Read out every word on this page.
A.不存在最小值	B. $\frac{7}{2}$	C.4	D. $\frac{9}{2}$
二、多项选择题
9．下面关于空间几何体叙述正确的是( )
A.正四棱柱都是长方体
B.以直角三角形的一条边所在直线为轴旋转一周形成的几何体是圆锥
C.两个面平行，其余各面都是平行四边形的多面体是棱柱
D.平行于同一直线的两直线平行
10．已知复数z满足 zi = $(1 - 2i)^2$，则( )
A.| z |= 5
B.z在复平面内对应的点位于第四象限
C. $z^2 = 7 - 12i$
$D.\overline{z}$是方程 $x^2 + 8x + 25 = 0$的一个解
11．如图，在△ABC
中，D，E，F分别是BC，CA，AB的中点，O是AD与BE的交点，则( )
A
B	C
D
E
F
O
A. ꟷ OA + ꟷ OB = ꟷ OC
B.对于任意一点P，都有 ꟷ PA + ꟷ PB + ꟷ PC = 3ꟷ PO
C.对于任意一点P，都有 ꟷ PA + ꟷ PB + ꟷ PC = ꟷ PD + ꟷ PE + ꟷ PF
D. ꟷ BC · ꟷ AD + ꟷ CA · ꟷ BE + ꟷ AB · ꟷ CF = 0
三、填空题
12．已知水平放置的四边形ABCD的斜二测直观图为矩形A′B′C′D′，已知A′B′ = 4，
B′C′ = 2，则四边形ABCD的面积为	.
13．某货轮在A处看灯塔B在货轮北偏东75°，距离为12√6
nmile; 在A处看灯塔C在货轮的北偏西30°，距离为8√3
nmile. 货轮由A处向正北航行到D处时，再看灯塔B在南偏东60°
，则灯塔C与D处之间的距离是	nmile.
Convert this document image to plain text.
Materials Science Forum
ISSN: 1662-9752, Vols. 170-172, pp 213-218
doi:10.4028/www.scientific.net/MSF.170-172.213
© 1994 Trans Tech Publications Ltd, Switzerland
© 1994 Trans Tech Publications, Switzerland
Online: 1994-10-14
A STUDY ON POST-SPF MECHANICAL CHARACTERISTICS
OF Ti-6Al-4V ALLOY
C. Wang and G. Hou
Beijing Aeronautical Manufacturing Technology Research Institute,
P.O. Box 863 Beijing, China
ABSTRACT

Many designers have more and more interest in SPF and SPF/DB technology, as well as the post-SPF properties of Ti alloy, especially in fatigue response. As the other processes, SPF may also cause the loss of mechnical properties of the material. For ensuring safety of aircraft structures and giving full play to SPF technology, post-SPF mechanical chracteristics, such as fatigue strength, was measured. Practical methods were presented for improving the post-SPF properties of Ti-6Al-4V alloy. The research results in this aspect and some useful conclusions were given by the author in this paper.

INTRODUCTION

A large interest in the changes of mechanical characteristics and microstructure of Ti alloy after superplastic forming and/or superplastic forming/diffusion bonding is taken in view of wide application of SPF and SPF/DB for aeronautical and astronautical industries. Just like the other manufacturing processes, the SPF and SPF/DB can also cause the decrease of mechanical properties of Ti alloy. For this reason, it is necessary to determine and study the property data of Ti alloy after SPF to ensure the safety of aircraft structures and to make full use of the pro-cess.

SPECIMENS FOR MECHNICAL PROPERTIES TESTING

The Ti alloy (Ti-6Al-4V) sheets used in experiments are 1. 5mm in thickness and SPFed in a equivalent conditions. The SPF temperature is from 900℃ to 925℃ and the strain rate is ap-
──────
=== What you need to do ===
Write the entire listing out again, word for word.

=== Response to this exercise ===
Read out every word on this page.
A.不存在最小值	B. $\frac{7}{2}$	C.4	D. $\frac{9}{2}$
二、多项选择题
9．下面关于空间几何体叙述正确的是( )
A.正四棱柱都是长方体
B.以直角三角形的一条边所在直线为轴旋转一周形成的几何体是圆锥
C.两个面平行，其余各面都是平行四边形的多面体是棱柱
D.平行于同一直线的两直线平行
10．已知复数z满足 zi = $(1 - 2i)^2$，则( )
A.| z |= 5
B.z在复平面内对应的点位于第四象限
C. $z^2 = 7 - 12i$
$D.\overline{z}$是方程 $x^2 + 8x + 25 = 0$的一个解
11．如图，在△ABC
中，D，E，F分别是BC，CA，AB的中点，O是AD与BE的交点，则( )
A
B	C
D
E
F
O
A. ꟷ OA + ꟷ OB = ꟷ OC
B.对于任意一点P，都有 ꟷ PA + ꟷ PB + ꟷ PC = 3ꟷ PO
C.对于任意一点P，都有 ꟷ PA + ꟷ PB + ꟷ PC = ꟷ PD + ꟷ PE + ꟷ PF
D. ꟷ BC · ꟷ AD + ꟷ CA · ꟷ BE + ꟷ AB · ꟷ CF = 0
三、填空题
12．已知水平放置的四边形ABCD的斜二测直观图为矩形A′B′C′D′，已知A′B′ = 4，
B′C′ = 2，则四边形ABCD的面积为	.
13．某货轮在A处看灯塔B在货轮北偏东75°，距离为12√6
nmile; 在A处看灯塔C在货轮的北偏西30°，距离为8√3
nmile. 货轮由A处向正北航行到D处时，再看灯塔B在南偏东60°
，则灯塔C与D处之间的距离是	nmile.
Convert this document image to plain text.
Materials Science Forum
ISSN: 1662-9752, Vols. 170-172, pp 213-218
doi:10.4028/www.scientific.net/MSF.170-172.213
© 1994 Trans Tech Publications Ltd, Switzerland
© 1994 Trans Tech Publications, Switzerland
Online: 1994-10-14
A STUDY ON POST-SPF MECHANICAL CHARACTERISTICS
OF Ti-6Al-4V ALLOY
C. Wang and G. Hou
Beijing Aeronautical Manufacturing Technology Research Institute,
P.O. Box 863 Beijing, China
ABSTRACT

Many designers have more and more interest in SPF and SPF/DB technology, as well as the post-SPF properties of Ti alloy, especially in fatigue response. As the other processes, SPF may also cause the loss of mechnical properties of the material. For ensuring safety of aircraft structures and giving full play to SPF technology, post-SPF mechanical chracteristics, such as fatigue strength, was measured. Practical methods were presented for improving the post-SPF properties of Ti-6Al-4V alloy. The research results in this aspect and some useful conclusions were given by the author in this paper.

INTRODUCTION

A large interest in the changes of mechanical characteristics and microstructure of Ti alloy after superplastic forming and/or superplastic forming/diffusion bonding is taken in view of wide application of SPF and SPF/DB for aeronautical and astronautical industries. Just like the other manufacturing processes, the SPF and SPF/DB can also cause the decrease of mechanical properties of Ti alloy. For this reason, it is necessary to determine and study the property data of Ti alloy after SPF to ensure the safety of aircraft structures and to make full use of the pro-cess.

SPECIMENS FOR MECHNICAL PROPERTIES TESTING

The Ti alloy (Ti-6Al-4V) sheets used in experiments are 1. 5mm in thickness and SPFed in a equivalent conditions. The SPF temperature is from 900℃ to 925℃ and the strain rate is ap-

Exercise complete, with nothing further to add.